--- Begin ---

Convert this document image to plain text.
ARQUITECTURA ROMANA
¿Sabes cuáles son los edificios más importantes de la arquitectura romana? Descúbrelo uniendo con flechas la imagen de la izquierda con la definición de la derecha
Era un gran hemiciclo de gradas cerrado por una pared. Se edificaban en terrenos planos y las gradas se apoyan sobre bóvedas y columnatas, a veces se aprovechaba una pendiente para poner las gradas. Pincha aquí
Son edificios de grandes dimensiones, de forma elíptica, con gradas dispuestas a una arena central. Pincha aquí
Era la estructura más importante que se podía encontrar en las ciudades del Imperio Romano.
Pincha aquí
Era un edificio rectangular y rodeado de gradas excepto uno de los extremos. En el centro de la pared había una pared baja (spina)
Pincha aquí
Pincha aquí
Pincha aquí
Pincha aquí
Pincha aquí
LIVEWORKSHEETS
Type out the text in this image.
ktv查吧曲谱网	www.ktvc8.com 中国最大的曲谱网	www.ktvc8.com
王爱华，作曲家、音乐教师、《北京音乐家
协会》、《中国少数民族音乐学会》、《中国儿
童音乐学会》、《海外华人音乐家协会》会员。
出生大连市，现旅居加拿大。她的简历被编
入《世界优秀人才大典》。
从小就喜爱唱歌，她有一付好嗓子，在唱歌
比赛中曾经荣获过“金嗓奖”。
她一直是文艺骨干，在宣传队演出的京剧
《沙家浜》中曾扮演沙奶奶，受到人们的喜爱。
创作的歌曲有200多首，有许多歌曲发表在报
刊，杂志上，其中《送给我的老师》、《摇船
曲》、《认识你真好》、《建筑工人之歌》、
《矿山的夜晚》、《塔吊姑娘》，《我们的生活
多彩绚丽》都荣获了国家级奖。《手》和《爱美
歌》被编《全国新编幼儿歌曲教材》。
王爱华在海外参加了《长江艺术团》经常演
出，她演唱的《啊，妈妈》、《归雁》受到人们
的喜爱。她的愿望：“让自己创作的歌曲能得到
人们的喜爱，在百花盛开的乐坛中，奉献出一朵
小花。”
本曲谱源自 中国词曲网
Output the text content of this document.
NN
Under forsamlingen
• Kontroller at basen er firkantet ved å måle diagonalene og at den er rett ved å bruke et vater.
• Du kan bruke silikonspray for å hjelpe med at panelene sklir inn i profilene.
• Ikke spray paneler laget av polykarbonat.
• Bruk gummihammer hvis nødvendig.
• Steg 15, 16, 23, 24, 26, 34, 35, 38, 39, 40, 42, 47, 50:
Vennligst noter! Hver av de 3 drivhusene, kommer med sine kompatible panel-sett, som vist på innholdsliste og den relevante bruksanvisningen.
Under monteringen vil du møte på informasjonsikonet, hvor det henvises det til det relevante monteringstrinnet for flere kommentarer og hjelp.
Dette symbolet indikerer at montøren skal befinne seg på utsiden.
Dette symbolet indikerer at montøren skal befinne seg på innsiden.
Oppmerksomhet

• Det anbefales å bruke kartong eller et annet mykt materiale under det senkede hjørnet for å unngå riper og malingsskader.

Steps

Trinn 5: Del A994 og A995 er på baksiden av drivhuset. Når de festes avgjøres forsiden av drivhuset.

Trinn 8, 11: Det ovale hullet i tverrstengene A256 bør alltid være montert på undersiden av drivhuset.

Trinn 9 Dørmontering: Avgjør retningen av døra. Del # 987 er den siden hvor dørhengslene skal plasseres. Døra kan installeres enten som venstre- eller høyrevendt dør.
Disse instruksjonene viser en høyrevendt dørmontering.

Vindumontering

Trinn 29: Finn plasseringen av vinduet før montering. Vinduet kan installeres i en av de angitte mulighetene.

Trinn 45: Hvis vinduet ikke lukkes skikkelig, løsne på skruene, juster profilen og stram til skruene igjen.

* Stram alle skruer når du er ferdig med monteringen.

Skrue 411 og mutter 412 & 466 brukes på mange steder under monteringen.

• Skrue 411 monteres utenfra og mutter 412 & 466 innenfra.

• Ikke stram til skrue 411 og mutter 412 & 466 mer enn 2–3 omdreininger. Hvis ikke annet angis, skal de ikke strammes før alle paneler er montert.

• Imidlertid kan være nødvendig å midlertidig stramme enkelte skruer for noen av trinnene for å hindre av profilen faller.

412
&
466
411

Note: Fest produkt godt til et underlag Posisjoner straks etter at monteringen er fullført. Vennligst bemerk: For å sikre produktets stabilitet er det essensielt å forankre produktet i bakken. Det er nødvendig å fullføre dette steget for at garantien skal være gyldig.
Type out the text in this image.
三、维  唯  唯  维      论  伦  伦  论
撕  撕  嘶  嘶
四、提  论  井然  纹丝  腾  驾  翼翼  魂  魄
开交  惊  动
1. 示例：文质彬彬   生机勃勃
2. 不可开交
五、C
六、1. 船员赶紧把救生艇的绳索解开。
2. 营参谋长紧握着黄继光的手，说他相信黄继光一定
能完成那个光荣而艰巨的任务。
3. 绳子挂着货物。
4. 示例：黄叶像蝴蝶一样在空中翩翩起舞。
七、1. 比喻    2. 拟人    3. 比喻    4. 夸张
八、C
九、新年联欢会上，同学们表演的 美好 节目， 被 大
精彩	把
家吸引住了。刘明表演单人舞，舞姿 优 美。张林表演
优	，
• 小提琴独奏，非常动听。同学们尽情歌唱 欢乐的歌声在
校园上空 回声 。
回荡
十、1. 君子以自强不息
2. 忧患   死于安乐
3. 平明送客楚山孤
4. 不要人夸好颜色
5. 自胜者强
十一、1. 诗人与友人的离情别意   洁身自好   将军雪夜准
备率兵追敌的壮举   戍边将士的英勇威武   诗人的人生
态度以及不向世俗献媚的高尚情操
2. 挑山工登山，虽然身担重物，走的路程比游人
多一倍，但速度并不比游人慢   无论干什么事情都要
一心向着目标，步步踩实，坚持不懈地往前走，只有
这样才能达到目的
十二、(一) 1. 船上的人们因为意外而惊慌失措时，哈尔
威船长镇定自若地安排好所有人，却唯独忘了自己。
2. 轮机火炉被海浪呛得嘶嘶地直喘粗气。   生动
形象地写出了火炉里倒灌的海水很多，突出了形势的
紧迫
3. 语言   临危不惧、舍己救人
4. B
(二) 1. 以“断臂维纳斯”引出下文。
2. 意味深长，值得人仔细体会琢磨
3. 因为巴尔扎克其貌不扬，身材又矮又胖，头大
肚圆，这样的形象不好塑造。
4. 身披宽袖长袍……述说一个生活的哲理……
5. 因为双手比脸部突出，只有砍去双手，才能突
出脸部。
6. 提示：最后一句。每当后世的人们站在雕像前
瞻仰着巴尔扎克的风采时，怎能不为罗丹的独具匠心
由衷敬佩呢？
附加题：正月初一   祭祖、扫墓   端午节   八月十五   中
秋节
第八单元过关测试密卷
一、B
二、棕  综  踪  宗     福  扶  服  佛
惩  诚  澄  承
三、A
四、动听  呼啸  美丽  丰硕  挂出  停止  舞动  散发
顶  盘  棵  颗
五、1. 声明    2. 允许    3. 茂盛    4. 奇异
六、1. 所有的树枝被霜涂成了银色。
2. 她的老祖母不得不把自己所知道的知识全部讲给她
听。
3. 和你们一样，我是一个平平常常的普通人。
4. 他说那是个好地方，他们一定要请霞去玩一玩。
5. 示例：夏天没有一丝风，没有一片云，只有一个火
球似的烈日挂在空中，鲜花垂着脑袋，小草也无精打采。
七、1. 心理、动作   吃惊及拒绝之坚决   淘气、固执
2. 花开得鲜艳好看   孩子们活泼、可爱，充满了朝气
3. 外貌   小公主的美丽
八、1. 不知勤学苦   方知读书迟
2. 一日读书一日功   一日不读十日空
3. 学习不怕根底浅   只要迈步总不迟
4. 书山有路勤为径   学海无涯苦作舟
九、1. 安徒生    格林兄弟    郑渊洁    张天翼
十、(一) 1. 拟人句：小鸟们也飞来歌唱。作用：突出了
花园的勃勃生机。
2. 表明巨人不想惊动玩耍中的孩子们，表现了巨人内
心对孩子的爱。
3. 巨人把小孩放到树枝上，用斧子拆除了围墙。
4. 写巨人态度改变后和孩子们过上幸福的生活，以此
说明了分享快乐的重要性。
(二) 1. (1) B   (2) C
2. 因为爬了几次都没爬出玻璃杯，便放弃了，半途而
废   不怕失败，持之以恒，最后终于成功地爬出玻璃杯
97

--- End ---

■ WORK TO DO
Look above for every line with the word "Vennligst" and copy it.

■ OUTPUT BELOW
Vennligst noter! Hver av de 3 drivhusene, kommer med sine kompatible panel-sett, som vist på innholdsliste og den relevante bruksanvisningen.
Note: Fest produkt godt til et underlag Posisjoner straks etter at monteringen er fullført. Vennligst bemerk: For å sikre produktets stabilitet er det essensielt å forankre produktet i bakken. Det er nødvendig å fullføre dette steget for at garantien skal være gyldig.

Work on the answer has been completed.